GIVEN INSTRUCTION
Go through the entries below and copy each line containing the word "name".

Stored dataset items
# # # # #
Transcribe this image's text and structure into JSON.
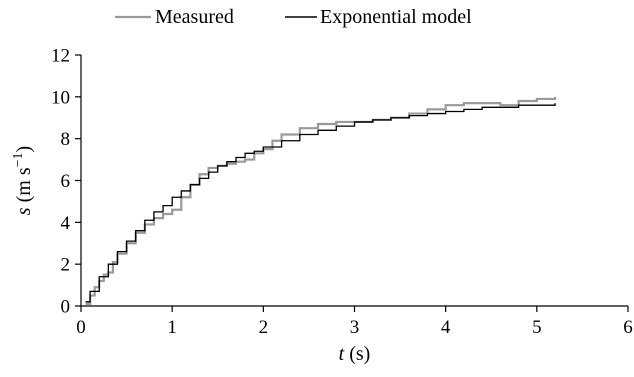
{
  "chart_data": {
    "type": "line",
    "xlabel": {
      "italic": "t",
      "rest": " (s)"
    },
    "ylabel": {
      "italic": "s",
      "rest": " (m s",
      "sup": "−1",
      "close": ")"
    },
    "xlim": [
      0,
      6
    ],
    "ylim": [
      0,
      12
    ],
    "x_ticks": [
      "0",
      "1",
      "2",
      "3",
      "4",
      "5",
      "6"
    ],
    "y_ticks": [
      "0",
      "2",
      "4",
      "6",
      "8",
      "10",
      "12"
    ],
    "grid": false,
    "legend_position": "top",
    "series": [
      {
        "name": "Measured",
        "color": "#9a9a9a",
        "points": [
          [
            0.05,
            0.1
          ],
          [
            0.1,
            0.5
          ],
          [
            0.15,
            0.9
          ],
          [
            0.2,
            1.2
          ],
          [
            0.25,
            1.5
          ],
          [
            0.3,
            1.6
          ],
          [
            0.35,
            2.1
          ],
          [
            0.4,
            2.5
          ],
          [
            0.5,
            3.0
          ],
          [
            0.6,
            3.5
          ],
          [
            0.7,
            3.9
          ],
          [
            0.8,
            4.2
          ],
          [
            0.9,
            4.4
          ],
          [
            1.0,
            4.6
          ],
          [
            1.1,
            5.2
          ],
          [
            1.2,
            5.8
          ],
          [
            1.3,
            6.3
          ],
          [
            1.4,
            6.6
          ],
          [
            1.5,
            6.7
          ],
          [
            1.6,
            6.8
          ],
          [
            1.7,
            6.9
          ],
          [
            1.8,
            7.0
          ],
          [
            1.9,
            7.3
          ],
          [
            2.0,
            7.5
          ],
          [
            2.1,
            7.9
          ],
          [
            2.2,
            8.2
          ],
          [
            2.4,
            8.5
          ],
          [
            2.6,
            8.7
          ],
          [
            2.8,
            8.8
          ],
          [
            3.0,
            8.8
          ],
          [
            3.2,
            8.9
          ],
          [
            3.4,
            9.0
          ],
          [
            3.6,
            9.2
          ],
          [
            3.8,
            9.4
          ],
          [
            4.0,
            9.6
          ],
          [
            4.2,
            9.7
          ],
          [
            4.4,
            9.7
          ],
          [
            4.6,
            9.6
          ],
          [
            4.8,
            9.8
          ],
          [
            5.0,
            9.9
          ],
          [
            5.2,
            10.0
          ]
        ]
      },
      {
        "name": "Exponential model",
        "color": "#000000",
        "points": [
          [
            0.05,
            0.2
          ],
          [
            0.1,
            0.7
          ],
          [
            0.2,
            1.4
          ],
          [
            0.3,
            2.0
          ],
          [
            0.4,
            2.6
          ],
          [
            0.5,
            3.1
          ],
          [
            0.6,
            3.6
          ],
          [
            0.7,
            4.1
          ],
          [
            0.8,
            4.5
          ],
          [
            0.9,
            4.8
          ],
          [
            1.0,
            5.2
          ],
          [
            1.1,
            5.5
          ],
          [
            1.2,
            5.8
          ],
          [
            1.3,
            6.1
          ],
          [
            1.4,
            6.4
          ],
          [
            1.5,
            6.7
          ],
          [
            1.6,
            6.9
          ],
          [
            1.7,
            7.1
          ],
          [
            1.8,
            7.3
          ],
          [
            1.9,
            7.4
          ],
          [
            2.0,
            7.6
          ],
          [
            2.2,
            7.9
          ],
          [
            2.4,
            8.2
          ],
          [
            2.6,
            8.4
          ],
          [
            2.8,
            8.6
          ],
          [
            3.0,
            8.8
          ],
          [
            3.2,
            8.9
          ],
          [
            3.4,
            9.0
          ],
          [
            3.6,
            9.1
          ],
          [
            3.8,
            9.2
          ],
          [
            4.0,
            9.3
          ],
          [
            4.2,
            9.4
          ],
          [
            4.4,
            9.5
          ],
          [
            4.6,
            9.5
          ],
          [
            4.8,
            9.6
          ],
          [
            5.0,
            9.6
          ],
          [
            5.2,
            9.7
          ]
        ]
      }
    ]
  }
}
# # # # #
RESULT FOR THIS TASK
        "name": "Measured",
        "name": "Exponential model",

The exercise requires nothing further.